▶ _What you are asked to do_
Repeat the lines word for word, starting with the first line and continuing up to and including the line that contains "Text: Contains public".

▶ _The input_

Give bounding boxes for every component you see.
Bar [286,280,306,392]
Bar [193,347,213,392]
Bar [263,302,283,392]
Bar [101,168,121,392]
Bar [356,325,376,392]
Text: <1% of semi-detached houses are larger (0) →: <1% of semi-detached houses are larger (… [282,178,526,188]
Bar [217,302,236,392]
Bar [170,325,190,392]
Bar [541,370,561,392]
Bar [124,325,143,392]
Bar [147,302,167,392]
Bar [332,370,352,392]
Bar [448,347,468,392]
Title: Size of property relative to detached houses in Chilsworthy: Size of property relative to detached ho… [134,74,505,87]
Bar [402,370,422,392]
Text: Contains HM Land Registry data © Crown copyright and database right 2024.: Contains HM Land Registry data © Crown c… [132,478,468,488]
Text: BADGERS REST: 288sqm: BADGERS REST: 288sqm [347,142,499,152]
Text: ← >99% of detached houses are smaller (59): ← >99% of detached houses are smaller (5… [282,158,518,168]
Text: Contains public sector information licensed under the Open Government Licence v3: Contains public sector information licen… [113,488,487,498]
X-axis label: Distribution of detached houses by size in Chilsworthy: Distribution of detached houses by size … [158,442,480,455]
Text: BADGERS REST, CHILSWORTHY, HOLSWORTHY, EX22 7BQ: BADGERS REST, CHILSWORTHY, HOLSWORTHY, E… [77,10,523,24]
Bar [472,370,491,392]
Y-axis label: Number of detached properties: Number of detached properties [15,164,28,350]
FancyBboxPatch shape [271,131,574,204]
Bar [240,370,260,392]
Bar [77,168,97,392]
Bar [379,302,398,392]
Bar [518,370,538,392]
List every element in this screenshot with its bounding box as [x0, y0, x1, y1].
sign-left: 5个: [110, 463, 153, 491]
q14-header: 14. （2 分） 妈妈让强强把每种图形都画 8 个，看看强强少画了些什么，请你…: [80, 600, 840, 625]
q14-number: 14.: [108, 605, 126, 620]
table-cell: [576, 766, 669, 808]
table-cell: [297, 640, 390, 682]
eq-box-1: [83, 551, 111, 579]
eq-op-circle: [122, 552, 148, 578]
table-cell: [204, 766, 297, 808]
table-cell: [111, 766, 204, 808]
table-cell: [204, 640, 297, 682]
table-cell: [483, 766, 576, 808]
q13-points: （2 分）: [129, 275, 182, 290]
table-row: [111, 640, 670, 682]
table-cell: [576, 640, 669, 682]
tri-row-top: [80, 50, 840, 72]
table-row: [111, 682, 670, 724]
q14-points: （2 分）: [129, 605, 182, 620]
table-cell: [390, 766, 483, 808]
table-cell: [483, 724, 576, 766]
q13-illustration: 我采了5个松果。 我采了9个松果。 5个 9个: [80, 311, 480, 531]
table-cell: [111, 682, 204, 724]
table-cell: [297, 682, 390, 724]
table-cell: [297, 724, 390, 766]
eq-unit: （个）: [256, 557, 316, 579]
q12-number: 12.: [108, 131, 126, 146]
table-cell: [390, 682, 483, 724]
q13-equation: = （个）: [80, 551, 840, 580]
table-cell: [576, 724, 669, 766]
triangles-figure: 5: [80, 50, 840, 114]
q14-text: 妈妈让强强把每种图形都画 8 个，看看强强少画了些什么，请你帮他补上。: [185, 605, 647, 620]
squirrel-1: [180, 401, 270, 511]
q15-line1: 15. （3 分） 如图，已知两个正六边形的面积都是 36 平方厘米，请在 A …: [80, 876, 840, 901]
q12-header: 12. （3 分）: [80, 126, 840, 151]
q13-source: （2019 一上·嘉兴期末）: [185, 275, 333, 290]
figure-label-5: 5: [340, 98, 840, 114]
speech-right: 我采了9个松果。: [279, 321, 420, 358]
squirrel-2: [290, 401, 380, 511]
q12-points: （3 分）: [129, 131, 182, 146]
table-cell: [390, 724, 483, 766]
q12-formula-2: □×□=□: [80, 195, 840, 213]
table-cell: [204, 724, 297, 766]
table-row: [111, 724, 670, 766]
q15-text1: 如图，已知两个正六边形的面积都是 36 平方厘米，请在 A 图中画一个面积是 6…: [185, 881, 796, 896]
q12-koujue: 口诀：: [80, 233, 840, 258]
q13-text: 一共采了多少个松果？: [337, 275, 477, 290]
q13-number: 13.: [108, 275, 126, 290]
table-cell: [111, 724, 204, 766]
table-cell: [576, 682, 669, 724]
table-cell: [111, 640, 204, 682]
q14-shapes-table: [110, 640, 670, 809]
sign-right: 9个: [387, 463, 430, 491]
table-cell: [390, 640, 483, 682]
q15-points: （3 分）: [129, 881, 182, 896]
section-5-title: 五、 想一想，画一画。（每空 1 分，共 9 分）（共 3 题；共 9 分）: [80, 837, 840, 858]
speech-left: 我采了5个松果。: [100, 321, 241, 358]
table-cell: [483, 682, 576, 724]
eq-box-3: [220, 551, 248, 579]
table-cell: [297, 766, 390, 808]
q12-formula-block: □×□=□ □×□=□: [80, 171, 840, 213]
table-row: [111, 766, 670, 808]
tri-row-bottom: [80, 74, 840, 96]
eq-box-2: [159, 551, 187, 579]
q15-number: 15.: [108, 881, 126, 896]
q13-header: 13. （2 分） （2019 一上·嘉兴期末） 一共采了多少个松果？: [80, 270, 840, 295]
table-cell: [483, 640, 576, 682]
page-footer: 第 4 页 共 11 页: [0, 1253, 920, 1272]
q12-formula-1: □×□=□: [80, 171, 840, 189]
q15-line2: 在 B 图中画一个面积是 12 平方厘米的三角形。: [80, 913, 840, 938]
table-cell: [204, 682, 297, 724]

▶ _The result_
Give bounding boxes for every component you see.
Bar [286,280,306,392]
Bar [193,347,213,392]
Bar [263,302,283,392]
Bar [101,168,121,392]
Bar [356,325,376,392]
Text: <1% of semi-detached houses are larger (0) →: <1% of semi-detached houses are larger (… [282,178,526,188]
Bar [217,302,236,392]
Bar [170,325,190,392]
Bar [541,370,561,392]
Bar [124,325,143,392]
Bar [147,302,167,392]
Bar [332,370,352,392]
Bar [448,347,468,392]
Title: Size of property relative to detached houses in Chilsworthy: Size of property relative to detached ho… [134,74,505,87]
Bar [402,370,422,392]
Text: Contains HM Land Registry data © Crown copyright and database right 2024.: Contains HM Land Registry data © Crown c… [132,478,468,488]
Text: BADGERS REST: 288sqm: BADGERS REST: 288sqm [347,142,499,152]
Text: ← >99% of detached houses are smaller (59): ← >99% of detached houses are smaller (5… [282,158,518,168]
Text: Contains public sector information licensed under the Open Government Licence v3: Contains public sector information licen… [113,488,487,498]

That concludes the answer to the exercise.